● **MATERIAL PROVIDED**
* * *

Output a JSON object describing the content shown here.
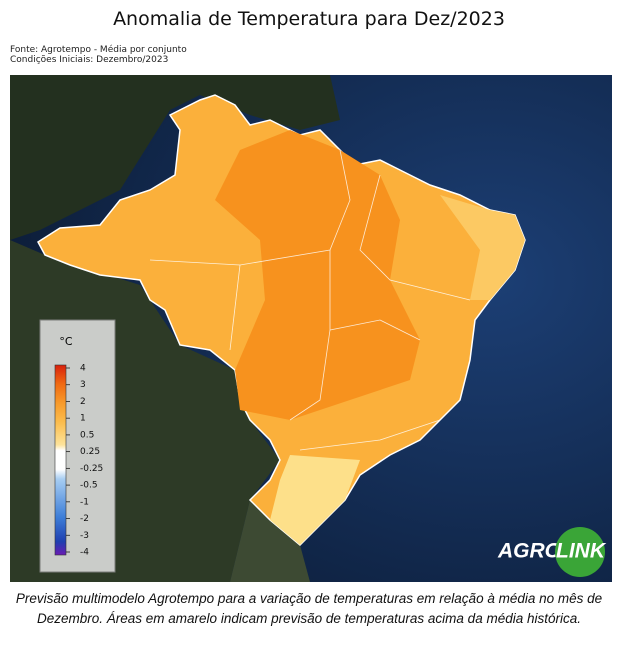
{
  "header": {
    "title": "Anomalia de Temperatura para Dez/2023",
    "source": [
      "Fonte: Agrotempo - Média por conjunto",
      "Condições Iniciais: Dezembro/2023"
    ]
  },
  "legend": {
    "unit": "°C",
    "ticks": [
      4,
      3,
      2,
      1,
      0.5,
      0.25,
      -0.25,
      -0.5,
      -1,
      -2,
      -3,
      -4
    ]
  },
  "logo": {
    "left": "AGRO",
    "right": "LINK"
  },
  "caption": "Previsão multimodelo Agrotempo para a variação de temperaturas em relação à média no mês de Dezembro. Áreas em amarelo indicam previsão de temperaturas acima da média histórica."
}
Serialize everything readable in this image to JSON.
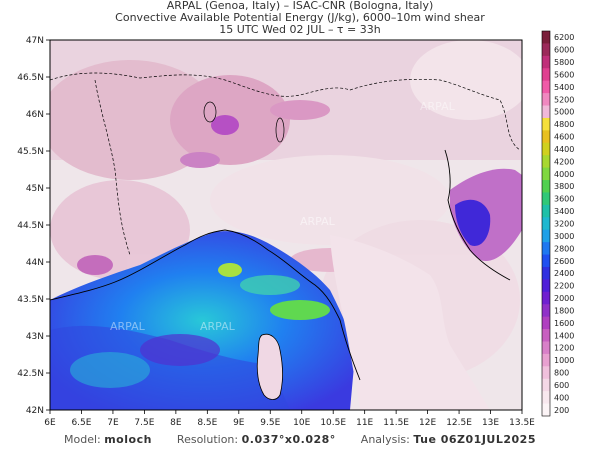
{
  "header": {
    "line1": "ARPAL (Genoa, Italy)  –  ISAC-CNR (Bologna, Italy)",
    "line2": "Convective Available Potential Energy (J/kg), 6000–10m wind shear",
    "line3": "15 UTC Wed 02 JUL  –  τ = 33h"
  },
  "map": {
    "lon_ticks": [
      "6E",
      "6.5E",
      "7E",
      "7.5E",
      "8E",
      "8.5E",
      "9E",
      "9.5E",
      "10E",
      "10.5E",
      "11E",
      "11.5E",
      "12E",
      "12.5E",
      "13E",
      "13.5E"
    ],
    "lat_ticks": [
      "47N",
      "46.5N",
      "46N",
      "45.5N",
      "45N",
      "44.5N",
      "44N",
      "43.5N",
      "43N",
      "42.5N",
      "42N"
    ],
    "lon_range": [
      6,
      13.5
    ],
    "lat_range": [
      42,
      47
    ],
    "watermark": "ARPAL"
  },
  "colorbar": {
    "levels": [
      "6200",
      "6000",
      "5800",
      "5600",
      "5400",
      "5200",
      "5000",
      "4800",
      "4600",
      "4400",
      "4200",
      "4000",
      "3800",
      "3600",
      "3400",
      "3200",
      "3000",
      "2800",
      "2600",
      "2400",
      "2200",
      "2000",
      "1800",
      "1600",
      "1400",
      "1200",
      "1000",
      "800",
      "600",
      "400",
      "200"
    ],
    "colors": [
      "#7a1f3b",
      "#9b2a5a",
      "#c0307a",
      "#e04090",
      "#f05aa8",
      "#f088c0",
      "#f0b8d8",
      "#f5e03a",
      "#e8c020",
      "#d0d020",
      "#a8d830",
      "#80d840",
      "#50d050",
      "#30c878",
      "#20c0a8",
      "#20b8d0",
      "#20a0e8",
      "#2078f0",
      "#2050f0",
      "#3030e0",
      "#5020d8",
      "#7020d0",
      "#9030c8",
      "#b040c0",
      "#c860c0",
      "#d880c8",
      "#e8a0d0",
      "#f0c0dc",
      "#f4d8e6",
      "#f8e8ee",
      "#fcf4f6"
    ]
  },
  "footer": {
    "model_label": "Model:",
    "model_value": "moloch",
    "resolution_label": "Resolution:",
    "resolution_value": "0.037°x0.028°",
    "analysis_label": "Analysis:",
    "analysis_value": "Tue 06Z01JUL2025"
  }
}
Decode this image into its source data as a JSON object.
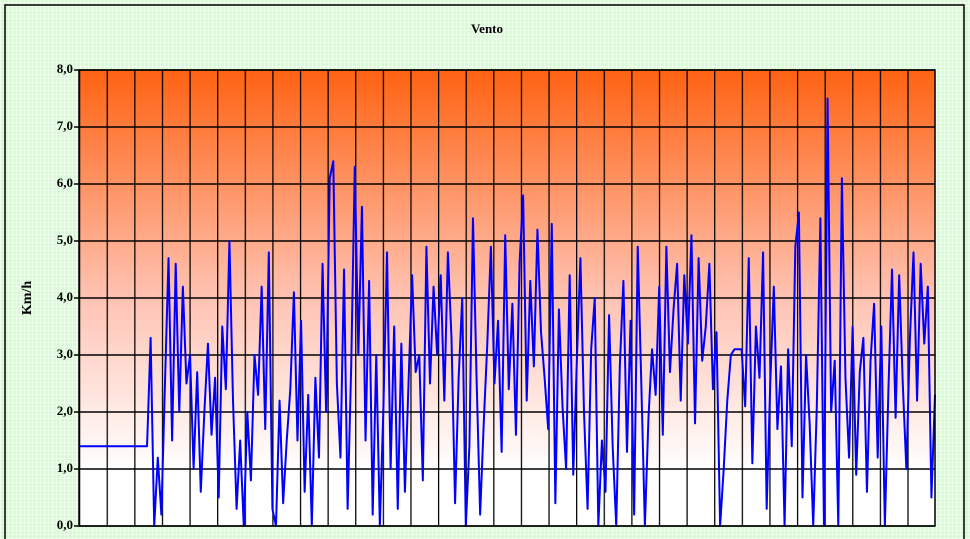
{
  "chart_data": {
    "type": "line",
    "title": "Vento",
    "y_label": "Km/h",
    "color": "#0000ff",
    "ylim": [
      0,
      8
    ],
    "yticks": [
      {
        "value": 0,
        "label": "0,0"
      },
      {
        "value": 1,
        "label": "1,0"
      },
      {
        "value": 2,
        "label": "2,0"
      },
      {
        "value": 3,
        "label": "3,0"
      },
      {
        "value": 4,
        "label": "4,0"
      },
      {
        "value": 5,
        "label": "5,0"
      },
      {
        "value": 6,
        "label": "6,0"
      },
      {
        "value": 7,
        "label": "7,0"
      },
      {
        "value": 8,
        "label": "8,0"
      }
    ],
    "grid": true,
    "values": [
      1.4,
      1.4,
      1.4,
      1.4,
      1.4,
      1.4,
      1.4,
      1.4,
      1.4,
      1.4,
      1.4,
      1.4,
      1.4,
      1.4,
      1.4,
      1.4,
      1.4,
      1.4,
      1.4,
      1.4,
      3.3,
      0.0,
      1.2,
      0.2,
      2.5,
      4.7,
      1.5,
      4.6,
      2.0,
      4.2,
      2.5,
      3.0,
      1.0,
      2.7,
      0.6,
      2.0,
      3.2,
      1.6,
      2.6,
      0.5,
      3.5,
      2.4,
      5.0,
      2.2,
      0.3,
      1.5,
      0.0,
      2.0,
      0.8,
      3.0,
      2.3,
      4.2,
      1.7,
      4.8,
      0.3,
      0.0,
      2.2,
      0.4,
      1.5,
      2.4,
      4.1,
      1.5,
      3.6,
      0.6,
      2.3,
      0.0,
      2.6,
      1.2,
      4.6,
      2.0,
      6.1,
      6.4,
      2.5,
      1.2,
      4.5,
      0.3,
      2.8,
      6.3,
      3.0,
      5.6,
      1.5,
      4.3,
      0.2,
      3.0,
      0.0,
      2.1,
      4.8,
      1.0,
      3.5,
      0.3,
      3.2,
      0.6,
      2.5,
      4.4,
      2.7,
      3.0,
      0.8,
      4.9,
      2.5,
      4.2,
      3.0,
      4.4,
      2.2,
      4.8,
      3.3,
      0.4,
      2.6,
      4.0,
      0.0,
      1.4,
      5.4,
      2.6,
      0.2,
      1.8,
      3.2,
      4.9,
      2.5,
      3.6,
      1.3,
      5.1,
      2.4,
      3.9,
      1.6,
      4.6,
      5.8,
      2.2,
      4.3,
      2.8,
      5.2,
      3.4,
      2.6,
      1.7,
      5.3,
      0.4,
      3.8,
      2.1,
      1.0,
      4.4,
      0.9,
      2.9,
      4.7,
      2.0,
      0.3,
      3.1,
      4.0,
      0.0,
      1.5,
      0.6,
      3.7,
      1.4,
      0.0,
      2.8,
      4.3,
      1.3,
      3.6,
      0.2,
      4.9,
      2.5,
      0.0,
      1.9,
      3.1,
      2.3,
      4.2,
      1.6,
      4.9,
      2.7,
      3.8,
      4.6,
      2.2,
      4.4,
      3.2,
      5.1,
      1.8,
      4.7,
      2.9,
      3.5,
      4.6,
      2.4,
      3.4,
      0.0,
      1.0,
      2.2,
      3.0,
      3.1,
      3.1,
      3.1,
      2.1,
      4.7,
      1.1,
      3.5,
      2.6,
      4.8,
      0.3,
      2.5,
      4.2,
      1.7,
      2.8,
      0.0,
      3.1,
      1.4,
      4.9,
      5.5,
      0.5,
      3.0,
      1.8,
      0.0,
      2.1,
      5.4,
      0.0,
      7.5,
      2.0,
      2.9,
      0.0,
      6.1,
      2.6,
      1.2,
      3.5,
      0.9,
      2.7,
      3.3,
      0.6,
      2.9,
      3.9,
      1.2,
      3.5,
      0.0,
      2.4,
      4.5,
      1.9,
      4.4,
      2.5,
      1.0,
      3.3,
      4.8,
      2.2,
      4.6,
      3.2,
      4.2,
      0.5,
      2.3
    ]
  }
}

* * *

● **REQUIREMENT**
Make an exact copy of the listing above. Do not include the pictures.

● **RESULT FOR THIS EXERCISE**
Output a JSON object describing the content shown here.
{
  "header": {
    "title": "Anomalia de Temperatura para Dez/2023",
    "source": [
      "Fonte: Agrotempo - Média por conjunto",
      "Condições Iniciais: Dezembro/2023"
    ]
  },
  "legend": {
    "unit": "°C",
    "ticks": [
      4,
      3,
      2,
      1,
      0.5,
      0.25,
      -0.25,
      -0.5,
      -1,
      -2,
      -3,
      -4
    ]
  },
  "logo": {
    "left": "AGRO",
    "right": "LINK"
  },
  "caption": "Previsão multimodelo Agrotempo para a variação de temperaturas em relação à média no mês de Dezembro. Áreas em amarelo indicam previsão de temperaturas acima da média histórica."
}
Serialize everything readable in this image to JSON.
{
  "header": {
    "line1": "ARPAL (Genoa, Italy)  –  ISAC-CNR (Bologna, Italy)",
    "line2": "Convective Available Potential Energy (J/kg), 6000–10m wind shear",
    "line3": "15 UTC Wed 02 JUL  –  τ = 33h"
  },
  "map": {
    "lon_ticks": [
      "6E",
      "6.5E",
      "7E",
      "7.5E",
      "8E",
      "8.5E",
      "9E",
      "9.5E",
      "10E",
      "10.5E",
      "11E",
      "11.5E",
      "12E",
      "12.5E",
      "13E",
      "13.5E"
    ],
    "lat_ticks": [
      "47N",
      "46.5N",
      "46N",
      "45.5N",
      "45N",
      "44.5N",
      "44N",
      "43.5N",
      "43N",
      "42.5N",
      "42N"
    ],
    "lon_range": [
      6,
      13.5
    ],
    "lat_range": [
      42,
      47
    ],
    "watermark": "ARPAL"
  },
  "colorbar": {
    "levels": [
      "6200",
      "6000",
      "5800",
      "5600",
      "5400",
      "5200",
      "5000",
      "4800",
      "4600",
      "4400",
      "4200",
      "4000",
      "3800",
      "3600",
      "3400",
      "3200",
      "3000",
      "2800",
      "2600",
      "2400",
      "2200",
      "2000",
      "1800",
      "1600",
      "1400",
      "1200",
      "1000",
      "800",
      "600",
      "400",
      "200"
    ],
    "colors": [
      "#7a1f3b",
      "#9b2a5a",
      "#c0307a",
      "#e04090",
      "#f05aa8",
      "#f088c0",
      "#f0b8d8",
      "#f5e03a",
      "#e8c020",
      "#d0d020",
      "#a8d830",
      "#80d840",
      "#50d050",
      "#30c878",
      "#20c0a8",
      "#20b8d0",
      "#20a0e8",
      "#2078f0",
      "#2050f0",
      "#3030e0",
      "#5020d8",
      "#7020d0",
      "#9030c8",
      "#b040c0",
      "#c860c0",
      "#d880c8",
      "#e8a0d0",
      "#f0c0dc",
      "#f4d8e6",
      "#f8e8ee",
      "#fcf4f6"
    ]
  },
  "footer": {
    "model_label": "Model:",
    "model_value": "moloch",
    "resolution_label": "Resolution:",
    "resolution_value": "0.037°x0.028°",
    "analysis_label": "Analysis:",
    "analysis_value": "Tue 06Z01JUL2025"
  }
}
Decode this image into its source data as a JSON object.
{
  "chart_data": {
    "type": "line",
    "title": "Vento",
    "y_label": "Km/h",
    "color": "#0000ff",
    "ylim": [
      0,
      8
    ],
    "yticks": [
      {
        "value": 0,
        "label": "0,0"
      },
      {
        "value": 1,
        "label": "1,0"
      },
      {
        "value": 2,
        "label": "2,0"
      },
      {
        "value": 3,
        "label": "3,0"
      },
      {
        "value": 4,
        "label": "4,0"
      },
      {
        "value": 5,
        "label": "5,0"
      },
      {
        "value": 6,
        "label": "6,0"
      },
      {
        "value": 7,
        "label": "7,0"
      },
      {
        "value": 8,
        "label": "8,0"
      }
    ],
    "grid": true,
    "values": [
      1.4,
      1.4,
      1.4,
      1.4,
      1.4,
      1.4,
      1.4,
      1.4,
      1.4,
      1.4,
      1.4,
      1.4,
      1.4,
      1.4,
      1.4,
      1.4,
      1.4,
      1.4,
      1.4,
      1.4,
      3.3,
      0.0,
      1.2,
      0.2,
      2.5,
      4.7,
      1.5,
      4.6,
      2.0,
      4.2,
      2.5,
      3.0,
      1.0,
      2.7,
      0.6,
      2.0,
      3.2,
      1.6,
      2.6,
      0.5,
      3.5,
      2.4,
      5.0,
      2.2,
      0.3,
      1.5,
      0.0,
      2.0,
      0.8,
      3.0,
      2.3,
      4.2,
      1.7,
      4.8,
      0.3,
      0.0,
      2.2,
      0.4,
      1.5,
      2.4,
      4.1,
      1.5,
      3.6,
      0.6,
      2.3,
      0.0,
      2.6,
      1.2,
      4.6,
      2.0,
      6.1,
      6.4,
      2.5,
      1.2,
      4.5,
      0.3,
      2.8,
      6.3,
      3.0,
      5.6,
      1.5,
      4.3,
      0.2,
      3.0,
      0.0,
      2.1,
      4.8,
      1.0,
      3.5,
      0.3,
      3.2,
      0.6,
      2.5,
      4.4,
      2.7,
      3.0,
      0.8,
      4.9,
      2.5,
      4.2,
      3.0,
      4.4,
      2.2,
      4.8,
      3.3,
      0.4,
      2.6,
      4.0,
      0.0,
      1.4,
      5.4,
      2.6,
      0.2,
      1.8,
      3.2,
      4.9,
      2.5,
      3.6,
      1.3,
      5.1,
      2.4,
      3.9,
      1.6,
      4.6,
      5.8,
      2.2,
      4.3,
      2.8,
      5.2,
      3.4,
      2.6,
      1.7,
      5.3,
      0.4,
      3.8,
      2.1,
      1.0,
      4.4,
      0.9,
      2.9,
      4.7,
      2.0,
      0.3,
      3.1,
      4.0,
      0.0,
      1.5,
      0.6,
      3.7,
      1.4,
      0.0,
      2.8,
      4.3,
      1.3,
      3.6,
      0.2,
      4.9,
      2.5,
      0.0,
      1.9,
      3.1,
      2.3,
      4.2,
      1.6,
      4.9,
      2.7,
      3.8,
      4.6,
      2.2,
      4.4,
      3.2,
      5.1,
      1.8,
      4.7,
      2.9,
      3.5,
      4.6,
      2.4,
      3.4,
      0.0,
      1.0,
      2.2,
      3.0,
      3.1,
      3.1,
      3.1,
      2.1,
      4.7,
      1.1,
      3.5,
      2.6,
      4.8,
      0.3,
      2.5,
      4.2,
      1.7,
      2.8,
      0.0,
      3.1,
      1.4,
      4.9,
      5.5,
      0.5,
      3.0,
      1.8,
      0.0,
      2.1,
      5.4,
      0.0,
      7.5,
      2.0,
      2.9,
      0.0,
      6.1,
      2.6,
      1.2,
      3.5,
      0.9,
      2.7,
      3.3,
      0.6,
      2.9,
      3.9,
      1.2,
      3.5,
      0.0,
      2.4,
      4.5,
      1.9,
      4.4,
      2.5,
      1.0,
      3.3,
      4.8,
      2.2,
      4.6,
      3.2,
      4.2,
      0.5,
      2.3
    ]
  }
}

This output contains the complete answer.